— begin Record list —

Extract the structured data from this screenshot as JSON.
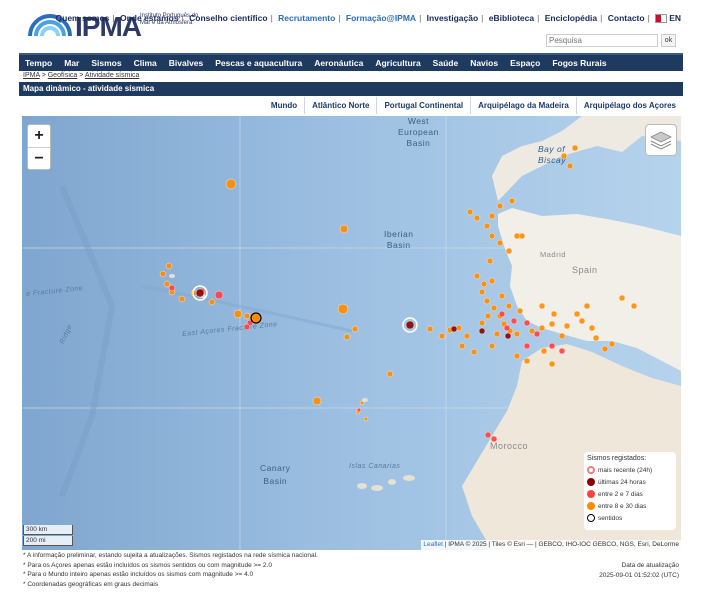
{
  "logo": {
    "text": "IPMA",
    "subtitle": "Instituto Português do Mar e da Atmosfera"
  },
  "top_links": [
    "Quem somos",
    "Onde estamos",
    "Conselho científico",
    "Recrutamento",
    "Formação@IPMA",
    "Investigação",
    "eBiblioteca",
    "Enciclopédia",
    "Contacto",
    "EN"
  ],
  "search": {
    "placeholder": "Pesquisa",
    "button": "ok"
  },
  "nav": [
    "Tempo",
    "Mar",
    "Sismos",
    "Clima",
    "Bivalves",
    "Pescas e aquacultura",
    "Aeronáutica",
    "Agricultura",
    "Saúde",
    "Navios",
    "Espaço",
    "Fogos Rurais"
  ],
  "breadcrumb": {
    "home": "IPMA",
    "section": "Geofísica",
    "page": "Atividade sísmica",
    "sep": ">"
  },
  "page_title": "Mapa dinâmico - atividade sísmica",
  "region_tabs": [
    "Mundo",
    "Atlântico Norte",
    "Portugal Continental",
    "Arquipélago da Madeira",
    "Arquipélago dos Açores"
  ],
  "map": {
    "zoom_in": "+",
    "zoom_out": "−",
    "labels": {
      "west_european": "West\nEuropean\nBasin",
      "bay_of_biscay": "Bay of\nBiscay",
      "iberian": "Iberian\nBasin",
      "madrid": "Madrid",
      "spain": "Spain",
      "morocco": "Morocco",
      "canary": "Canary\nBasin",
      "islas_canarias": "Islas Canarias",
      "east_azores": "East Açores Fracture Zone",
      "fracture_zone": "e Fracture Zone",
      "ridge": "Ridge"
    },
    "colors": {
      "ocean": "#9fc3e4",
      "land": "#f2efe9",
      "recent": "#ffffff",
      "day": "#8b0000",
      "week": "#ff4040",
      "month": "#ff8c00",
      "felt": "#000000"
    }
  },
  "legend": {
    "title": "Sismos registados:",
    "items": [
      {
        "label": "mais recente (24h)",
        "icon": "ring"
      },
      {
        "label": "últimas 24 horas",
        "icon": "darkred"
      },
      {
        "label": "entre 2 e 7 dias",
        "icon": "red"
      },
      {
        "label": "entre 8 e 30 dias",
        "icon": "orange"
      },
      {
        "label": "sentidos",
        "icon": "black-ring"
      }
    ]
  },
  "scale": {
    "km": "300 km",
    "mi": "200 mi"
  },
  "attribution": {
    "leaflet": "Leaflet",
    "rest": "| IPMA © 2025 | Tiles © Esri — | GEBCO, IHO-IOC GEBCO, NGS, Esri, DeLorme"
  },
  "notes": [
    "* A informação preliminar, estando sujeita a atualizações. Sismos registados na rede sísmica nacional.",
    "* Para os Açores apenas estão incluídos os sismos sentidos ou com magnitude >= 2.0",
    "* Para o Mundo inteiro apenas estão incluídos os sismos com magnitude >= 4.0",
    "* Coordenadas geográficas em graus decimais"
  ],
  "update": {
    "label": "Data de atualização",
    "value": "2025-09-01 01:52:02 (UTC)"
  }
}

— end Record list —

> [Goal of the exercise]:
Look through the data above. Copy every line with the string "Zone" in it.

> [Written reply]:
      "east_azores": "East Açores Fracture Zone",
      "fracture_zone": "e Fracture Zone",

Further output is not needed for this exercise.